» Task directions
Find each line with "ester" and copy it.

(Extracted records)

- - - - - - -

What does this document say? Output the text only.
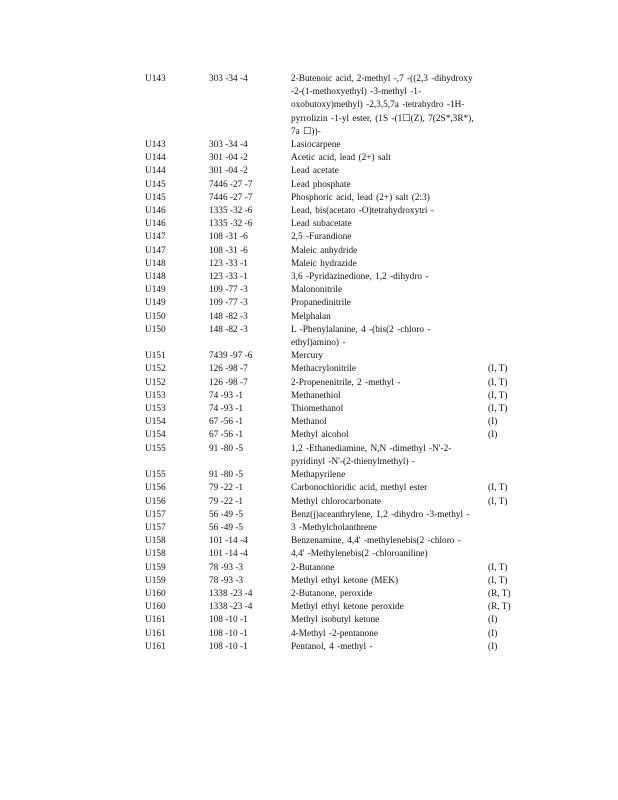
U143	303 -34 -4	2-Butenoic acid, 2-methyl -,7 -((2,3 -dihydroxy -2-(1-methoxyethyl) -3-methyl -1-oxobutoxy)methyl) -2,3,5,7a -tetrahydro -1H-pyrrolizin -1-yl ester, (1S -(1☐(Z), 7(2S*,3R*), 7a ☐))-
U143	303 -34 -4	Lasiocarpene
U144	301 -04 -2	Acetic acid, lead (2+) salt
U144	301 -04 -2	Lead acetate
U145	7446 -27 -7	Lead phosphate
U145	7446 -27 -7	Phosphoric acid, lead (2+) salt (2:3)
U146	1335 -32 -6	Lead, bis(acetato -O)tetrahydroxytri -
U146	1335 -32 -6	Lead subacetate
U147	108 -31 -6	2,5 -Furandione
U147	108 -31 -6	Maleic anhydride
U148	123 -33 -1	Maleic hydrazide
U148	123 -33 -1	3,6 -Pyridazinedione, 1,2 -dihydro -
U149	109 -77 -3	Malononitrile
U149	109 -77 -3	Propanedinitrile
U150	148 -82 -3	Melphalan
U150	148 -82 -3	L -Phenylalanine, 4 -(bis(2 -chloro -ethyl)amino) -
U151	7439 -97 -6	Mercury
U152	126 -98 -7	Methacrylonitrile	(I, T)
U152	126 -98 -7	2-Propenenitrile, 2 -methyl -	(I, T)
U153	74 -93 -1	Methanethiol	(I, T)
U153	74 -93 -1	Thiomethanol	(I, T)
U154	67 -56 -1	Methanol	(I)
U154	67 -56 -1	Methyl alcohol	(I)
U155	91 -80 -5	1,2 -Ethanediamine, N,N -dimethyl -N'-2-pyridinyl -N'-(2-thienylmethyl) -
U155	91 -80 -5	Methapyrilene
U156	79 -22 -1	Carbonochloridic acid, methyl ester	(I, T)
U156	79 -22 -1	Methyl chlorocarbonate	(I, T)
U157	56 -49 -5	Benz(j)aceanthrylene, 1,2 -dihydro -3-methyl -
U157	56 -49 -5	3 -Methylcholanthrene
U158	101 -14 -4	Benzenamine, 4,4' -methylenebis(2 -chloro -
U158	101 -14 -4	4,4' -Methylenebis(2 -chloroaniline)
U159	78 -93 -3	2-Butanone	(I, T)
U159	78 -93 -3	Methyl ethyl ketone (MEK)	(I, T)
U160	1338 -23 -4	2-Butanone, peroxide	(R, T)
U160	1338 -23 -4	Methyl ethyl ketone peroxide	(R, T)
U161	108 -10 -1	Methyl isobutyl ketone	(I)
U161	108 -10 -1	4-Methyl -2-pentanone	(I)
U161	108 -10 -1	Pentanol, 4 -methyl -	(I)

- - - - - - -

» Written solution
U143	303 -34 -4	2-Butenoic acid, 2-methyl -,7 -((2,3 -dihydroxy -2-(1-methoxyethyl) -3-methyl -1-oxobutoxy)methyl) -2,3,5,7a -tetrahydro -1H-pyrrolizin -1-yl ester, (1S -(1☐(Z), 7(2S*,3R*), 7a ☐))-
U156	79 -22 -1	Carbonochloridic acid, methyl ester	(I, T)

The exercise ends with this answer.